Your task is to repeat all of the material exactly.

─── Exercise input

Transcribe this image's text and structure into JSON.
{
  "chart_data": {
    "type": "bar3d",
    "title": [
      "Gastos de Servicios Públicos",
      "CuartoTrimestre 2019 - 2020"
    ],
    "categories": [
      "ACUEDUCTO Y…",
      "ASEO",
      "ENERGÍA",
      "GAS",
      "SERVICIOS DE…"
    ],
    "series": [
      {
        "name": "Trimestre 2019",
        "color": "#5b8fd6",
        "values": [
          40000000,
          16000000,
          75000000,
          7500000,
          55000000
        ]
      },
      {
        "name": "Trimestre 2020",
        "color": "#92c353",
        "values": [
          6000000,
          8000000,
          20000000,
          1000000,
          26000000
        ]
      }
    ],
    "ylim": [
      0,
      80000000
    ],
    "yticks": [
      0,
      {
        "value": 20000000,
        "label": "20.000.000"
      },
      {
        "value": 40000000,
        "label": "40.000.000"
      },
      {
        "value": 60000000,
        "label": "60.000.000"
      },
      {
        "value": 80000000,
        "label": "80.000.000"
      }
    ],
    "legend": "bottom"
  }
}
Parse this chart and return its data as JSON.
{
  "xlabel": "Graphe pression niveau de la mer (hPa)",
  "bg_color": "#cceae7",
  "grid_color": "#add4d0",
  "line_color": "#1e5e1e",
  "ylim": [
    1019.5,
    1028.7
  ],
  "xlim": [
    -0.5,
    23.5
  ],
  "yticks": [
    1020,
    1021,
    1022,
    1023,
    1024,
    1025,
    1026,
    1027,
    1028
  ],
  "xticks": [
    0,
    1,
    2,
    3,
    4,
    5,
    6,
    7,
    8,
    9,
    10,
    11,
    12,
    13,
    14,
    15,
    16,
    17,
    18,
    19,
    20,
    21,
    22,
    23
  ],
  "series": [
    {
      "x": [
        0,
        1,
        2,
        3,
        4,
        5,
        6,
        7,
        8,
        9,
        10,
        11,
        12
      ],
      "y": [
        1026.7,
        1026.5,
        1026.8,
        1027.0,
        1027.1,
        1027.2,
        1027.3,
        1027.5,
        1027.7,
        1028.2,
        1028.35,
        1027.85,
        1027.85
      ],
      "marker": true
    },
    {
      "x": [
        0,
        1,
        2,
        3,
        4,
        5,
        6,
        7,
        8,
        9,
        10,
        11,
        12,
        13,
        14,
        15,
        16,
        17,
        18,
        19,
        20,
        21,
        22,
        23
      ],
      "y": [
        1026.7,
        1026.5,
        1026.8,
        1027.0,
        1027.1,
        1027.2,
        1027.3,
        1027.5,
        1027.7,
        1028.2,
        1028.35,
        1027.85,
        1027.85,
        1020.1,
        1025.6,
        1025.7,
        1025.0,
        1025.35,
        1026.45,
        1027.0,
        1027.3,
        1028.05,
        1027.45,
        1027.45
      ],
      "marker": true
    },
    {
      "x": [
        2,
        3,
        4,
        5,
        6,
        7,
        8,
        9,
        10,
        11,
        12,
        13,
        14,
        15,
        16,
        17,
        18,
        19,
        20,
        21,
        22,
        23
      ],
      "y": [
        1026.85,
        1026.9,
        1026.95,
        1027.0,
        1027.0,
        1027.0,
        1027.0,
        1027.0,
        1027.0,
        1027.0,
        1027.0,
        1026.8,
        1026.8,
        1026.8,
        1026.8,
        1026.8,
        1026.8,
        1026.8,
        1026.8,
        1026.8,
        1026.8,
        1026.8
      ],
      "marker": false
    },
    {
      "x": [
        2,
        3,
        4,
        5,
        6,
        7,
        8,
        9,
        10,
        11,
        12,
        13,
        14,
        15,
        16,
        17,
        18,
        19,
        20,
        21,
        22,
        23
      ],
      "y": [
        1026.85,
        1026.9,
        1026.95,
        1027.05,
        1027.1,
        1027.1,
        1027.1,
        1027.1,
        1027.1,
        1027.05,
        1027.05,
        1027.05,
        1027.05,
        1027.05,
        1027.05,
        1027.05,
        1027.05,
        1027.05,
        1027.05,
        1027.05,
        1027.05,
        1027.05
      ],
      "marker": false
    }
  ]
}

──────

*Correct answer*
Transcribe this image's text and structure into JSON.
{
  "chart_data": {
    "type": "bar3d",
    "title": [
      "Gastos de Servicios Públicos",
      "CuartoTrimestre 2019 - 2020"
    ],
    "categories": [
      "ACUEDUCTO Y…",
      "ASEO",
      "ENERGÍA",
      "GAS",
      "SERVICIOS DE…"
    ],
    "series": [
      {
        "name": "Trimestre 2019",
        "color": "#5b8fd6",
        "values": [
          40000000,
          16000000,
          75000000,
          7500000,
          55000000
        ]
      },
      {
        "name": "Trimestre 2020",
        "color": "#92c353",
        "values": [
          6000000,
          8000000,
          20000000,
          1000000,
          26000000
        ]
      }
    ],
    "ylim": [
      0,
      80000000
    ],
    "yticks": [
      0,
      {
        "value": 20000000,
        "label": "20.000.000"
      },
      {
        "value": 40000000,
        "label": "40.000.000"
      },
      {
        "value": 60000000,
        "label": "60.000.000"
      },
      {
        "value": 80000000,
        "label": "80.000.000"
      }
    ],
    "legend": "bottom"
  }
}
Parse this chart and return its data as JSON.
{
  "xlabel": "Graphe pression niveau de la mer (hPa)",
  "bg_color": "#cceae7",
  "grid_color": "#add4d0",
  "line_color": "#1e5e1e",
  "ylim": [
    1019.5,
    1028.7
  ],
  "xlim": [
    -0.5,
    23.5
  ],
  "yticks": [
    1020,
    1021,
    1022,
    1023,
    1024,
    1025,
    1026,
    1027,
    1028
  ],
  "xticks": [
    0,
    1,
    2,
    3,
    4,
    5,
    6,
    7,
    8,
    9,
    10,
    11,
    12,
    13,
    14,
    15,
    16,
    17,
    18,
    19,
    20,
    21,
    22,
    23
  ],
  "series": [
    {
      "x": [
        0,
        1,
        2,
        3,
        4,
        5,
        6,
        7,
        8,
        9,
        10,
        11,
        12
      ],
      "y": [
        1026.7,
        1026.5,
        1026.8,
        1027.0,
        1027.1,
        1027.2,
        1027.3,
        1027.5,
        1027.7,
        1028.2,
        1028.35,
        1027.85,
        1027.85
      ],
      "marker": true
    },
    {
      "x": [
        0,
        1,
        2,
        3,
        4,
        5,
        6,
        7,
        8,
        9,
        10,
        11,
        12,
        13,
        14,
        15,
        16,
        17,
        18,
        19,
        20,
        21,
        22,
        23
      ],
      "y": [
        1026.7,
        1026.5,
        1026.8,
        1027.0,
        1027.1,
        1027.2,
        1027.3,
        1027.5,
        1027.7,
        1028.2,
        1028.35,
        1027.85,
        1027.85,
        1020.1,
        1025.6,
        1025.7,
        1025.0,
        1025.35,
        1026.45,
        1027.0,
        1027.3,
        1028.05,
        1027.45,
        1027.45
      ],
      "marker": true
    },
    {
      "x": [
        2,
        3,
        4,
        5,
        6,
        7,
        8,
        9,
        10,
        11,
        12,
        13,
        14,
        15,
        16,
        17,
        18,
        19,
        20,
        21,
        22,
        23
      ],
      "y": [
        1026.85,
        1026.9,
        1026.95,
        1027.0,
        1027.0,
        1027.0,
        1027.0,
        1027.0,
        1027.0,
        1027.0,
        1027.0,
        1026.8,
        1026.8,
        1026.8,
        1026.8,
        1026.8,
        1026.8,
        1026.8,
        1026.8,
        1026.8,
        1026.8,
        1026.8
      ],
      "marker": false
    },
    {
      "x": [
        2,
        3,
        4,
        5,
        6,
        7,
        8,
        9,
        10,
        11,
        12,
        13,
        14,
        15,
        16,
        17,
        18,
        19,
        20,
        21,
        22,
        23
      ],
      "y": [
        1026.85,
        1026.9,
        1026.95,
        1027.05,
        1027.1,
        1027.1,
        1027.1,
        1027.1,
        1027.1,
        1027.05,
        1027.05,
        1027.05,
        1027.05,
        1027.05,
        1027.05,
        1027.05,
        1027.05,
        1027.05,
        1027.05,
        1027.05,
        1027.05,
        1027.05
      ],
      "marker": false
    }
  ]
}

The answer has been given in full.